§ **Entries shown**:

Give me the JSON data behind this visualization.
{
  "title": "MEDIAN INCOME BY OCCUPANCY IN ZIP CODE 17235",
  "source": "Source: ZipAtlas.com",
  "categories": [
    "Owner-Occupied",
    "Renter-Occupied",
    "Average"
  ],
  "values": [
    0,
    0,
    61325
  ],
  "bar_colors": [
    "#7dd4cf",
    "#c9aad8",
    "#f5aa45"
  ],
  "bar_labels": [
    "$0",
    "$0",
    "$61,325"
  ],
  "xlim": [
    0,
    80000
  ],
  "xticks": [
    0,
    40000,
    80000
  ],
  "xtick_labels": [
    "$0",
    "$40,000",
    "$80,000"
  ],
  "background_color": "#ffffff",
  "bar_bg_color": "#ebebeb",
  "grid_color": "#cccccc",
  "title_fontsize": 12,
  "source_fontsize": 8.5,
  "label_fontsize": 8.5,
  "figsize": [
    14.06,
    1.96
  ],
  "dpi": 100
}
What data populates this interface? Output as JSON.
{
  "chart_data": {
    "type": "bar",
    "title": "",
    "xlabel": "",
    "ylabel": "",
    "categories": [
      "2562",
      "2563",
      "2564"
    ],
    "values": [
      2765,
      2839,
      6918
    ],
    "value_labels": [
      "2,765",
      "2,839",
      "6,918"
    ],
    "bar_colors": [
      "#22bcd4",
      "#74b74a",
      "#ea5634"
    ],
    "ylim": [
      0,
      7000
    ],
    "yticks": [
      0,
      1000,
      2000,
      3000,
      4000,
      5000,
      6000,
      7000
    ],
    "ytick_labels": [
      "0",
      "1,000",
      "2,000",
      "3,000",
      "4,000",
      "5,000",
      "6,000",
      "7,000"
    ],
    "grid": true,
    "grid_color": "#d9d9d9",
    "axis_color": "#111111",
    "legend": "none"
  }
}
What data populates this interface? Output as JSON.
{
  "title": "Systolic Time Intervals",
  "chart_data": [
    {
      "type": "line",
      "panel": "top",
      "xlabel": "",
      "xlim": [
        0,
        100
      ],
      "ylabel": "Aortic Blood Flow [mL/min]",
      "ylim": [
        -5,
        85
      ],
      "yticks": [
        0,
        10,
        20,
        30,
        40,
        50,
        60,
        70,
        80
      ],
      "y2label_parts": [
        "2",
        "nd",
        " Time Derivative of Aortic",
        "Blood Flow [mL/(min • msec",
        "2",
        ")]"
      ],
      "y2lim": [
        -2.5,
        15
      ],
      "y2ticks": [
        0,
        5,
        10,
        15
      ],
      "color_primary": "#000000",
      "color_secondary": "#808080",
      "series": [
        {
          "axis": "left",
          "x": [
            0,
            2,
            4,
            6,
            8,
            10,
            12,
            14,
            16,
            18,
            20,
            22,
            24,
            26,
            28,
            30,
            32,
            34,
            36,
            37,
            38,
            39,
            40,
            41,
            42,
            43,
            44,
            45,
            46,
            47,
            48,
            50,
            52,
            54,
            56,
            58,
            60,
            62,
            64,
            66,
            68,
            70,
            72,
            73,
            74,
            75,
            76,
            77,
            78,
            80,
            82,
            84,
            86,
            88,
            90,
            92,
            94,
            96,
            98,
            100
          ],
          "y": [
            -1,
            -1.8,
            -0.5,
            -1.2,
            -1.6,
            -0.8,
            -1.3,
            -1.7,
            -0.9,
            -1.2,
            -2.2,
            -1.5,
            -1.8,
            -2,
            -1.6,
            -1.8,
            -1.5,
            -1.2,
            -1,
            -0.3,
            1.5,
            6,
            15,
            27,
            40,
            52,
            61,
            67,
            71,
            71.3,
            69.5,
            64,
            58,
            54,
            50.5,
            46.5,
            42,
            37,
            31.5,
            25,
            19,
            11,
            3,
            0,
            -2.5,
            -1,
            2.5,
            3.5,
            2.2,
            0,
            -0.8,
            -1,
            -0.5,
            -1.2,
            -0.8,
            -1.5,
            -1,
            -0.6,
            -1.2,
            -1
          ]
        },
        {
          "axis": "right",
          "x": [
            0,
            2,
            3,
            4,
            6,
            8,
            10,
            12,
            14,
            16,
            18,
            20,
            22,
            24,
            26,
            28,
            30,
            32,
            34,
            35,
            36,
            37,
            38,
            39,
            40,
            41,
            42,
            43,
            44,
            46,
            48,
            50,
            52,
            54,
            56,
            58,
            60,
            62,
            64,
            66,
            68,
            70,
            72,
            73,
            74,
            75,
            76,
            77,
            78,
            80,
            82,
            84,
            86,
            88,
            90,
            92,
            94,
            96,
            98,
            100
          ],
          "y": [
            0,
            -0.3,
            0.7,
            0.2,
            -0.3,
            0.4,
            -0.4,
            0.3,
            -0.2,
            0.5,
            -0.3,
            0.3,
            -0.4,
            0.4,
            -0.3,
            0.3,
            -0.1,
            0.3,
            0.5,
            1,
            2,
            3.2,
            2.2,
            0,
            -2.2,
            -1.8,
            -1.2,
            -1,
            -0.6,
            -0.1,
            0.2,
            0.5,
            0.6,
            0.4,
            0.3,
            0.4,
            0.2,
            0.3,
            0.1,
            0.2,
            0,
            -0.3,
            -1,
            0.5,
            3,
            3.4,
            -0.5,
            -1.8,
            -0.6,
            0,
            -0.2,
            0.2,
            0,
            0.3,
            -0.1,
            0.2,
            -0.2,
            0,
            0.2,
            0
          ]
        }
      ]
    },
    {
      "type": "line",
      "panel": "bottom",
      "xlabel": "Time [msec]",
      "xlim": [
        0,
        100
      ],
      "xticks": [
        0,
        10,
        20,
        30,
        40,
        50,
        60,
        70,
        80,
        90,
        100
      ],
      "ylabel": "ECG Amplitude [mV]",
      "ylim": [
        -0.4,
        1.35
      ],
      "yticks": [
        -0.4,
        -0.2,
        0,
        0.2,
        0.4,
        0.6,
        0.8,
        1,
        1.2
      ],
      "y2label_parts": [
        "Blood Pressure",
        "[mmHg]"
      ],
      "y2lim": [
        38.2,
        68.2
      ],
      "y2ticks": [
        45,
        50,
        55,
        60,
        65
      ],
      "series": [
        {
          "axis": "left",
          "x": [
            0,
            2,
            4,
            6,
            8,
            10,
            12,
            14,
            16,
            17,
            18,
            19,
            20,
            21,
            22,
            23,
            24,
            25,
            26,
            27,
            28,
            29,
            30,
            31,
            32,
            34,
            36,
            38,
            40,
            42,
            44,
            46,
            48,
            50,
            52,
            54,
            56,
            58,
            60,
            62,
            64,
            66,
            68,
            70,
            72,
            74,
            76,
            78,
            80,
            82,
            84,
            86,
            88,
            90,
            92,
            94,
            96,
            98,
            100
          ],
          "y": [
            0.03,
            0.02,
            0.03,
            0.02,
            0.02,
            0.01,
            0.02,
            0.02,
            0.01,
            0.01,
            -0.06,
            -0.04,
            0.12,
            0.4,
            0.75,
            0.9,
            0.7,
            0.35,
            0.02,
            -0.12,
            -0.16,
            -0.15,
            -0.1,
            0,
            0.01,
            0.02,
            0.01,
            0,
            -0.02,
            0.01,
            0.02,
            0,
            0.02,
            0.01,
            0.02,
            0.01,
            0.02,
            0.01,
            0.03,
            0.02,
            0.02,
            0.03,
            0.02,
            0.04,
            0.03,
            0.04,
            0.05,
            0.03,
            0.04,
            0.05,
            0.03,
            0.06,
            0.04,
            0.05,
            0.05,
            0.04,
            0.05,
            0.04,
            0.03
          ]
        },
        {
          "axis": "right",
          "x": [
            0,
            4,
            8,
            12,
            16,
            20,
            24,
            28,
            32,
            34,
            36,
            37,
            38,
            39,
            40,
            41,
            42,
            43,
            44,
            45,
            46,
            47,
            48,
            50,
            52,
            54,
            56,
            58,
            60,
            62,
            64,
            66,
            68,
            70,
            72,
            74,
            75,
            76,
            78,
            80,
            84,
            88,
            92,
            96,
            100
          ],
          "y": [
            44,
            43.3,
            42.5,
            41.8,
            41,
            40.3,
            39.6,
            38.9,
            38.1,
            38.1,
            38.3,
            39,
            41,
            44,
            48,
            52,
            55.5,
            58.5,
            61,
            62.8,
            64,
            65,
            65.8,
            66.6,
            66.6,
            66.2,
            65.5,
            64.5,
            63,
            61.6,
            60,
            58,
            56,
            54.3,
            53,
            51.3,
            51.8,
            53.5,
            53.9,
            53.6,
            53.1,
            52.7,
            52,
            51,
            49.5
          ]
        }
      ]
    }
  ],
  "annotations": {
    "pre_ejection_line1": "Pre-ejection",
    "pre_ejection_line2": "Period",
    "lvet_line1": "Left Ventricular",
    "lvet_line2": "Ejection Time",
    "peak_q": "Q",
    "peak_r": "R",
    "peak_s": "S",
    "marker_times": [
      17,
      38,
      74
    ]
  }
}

§ **Stated exercise**: Copy out all lines from the material above that contain the string "Flow".

§ **Solution to this exercise**:
      "ylabel": "Aortic Blood Flow [mL/min]",
        "Blood Flow [mL/(min • msec",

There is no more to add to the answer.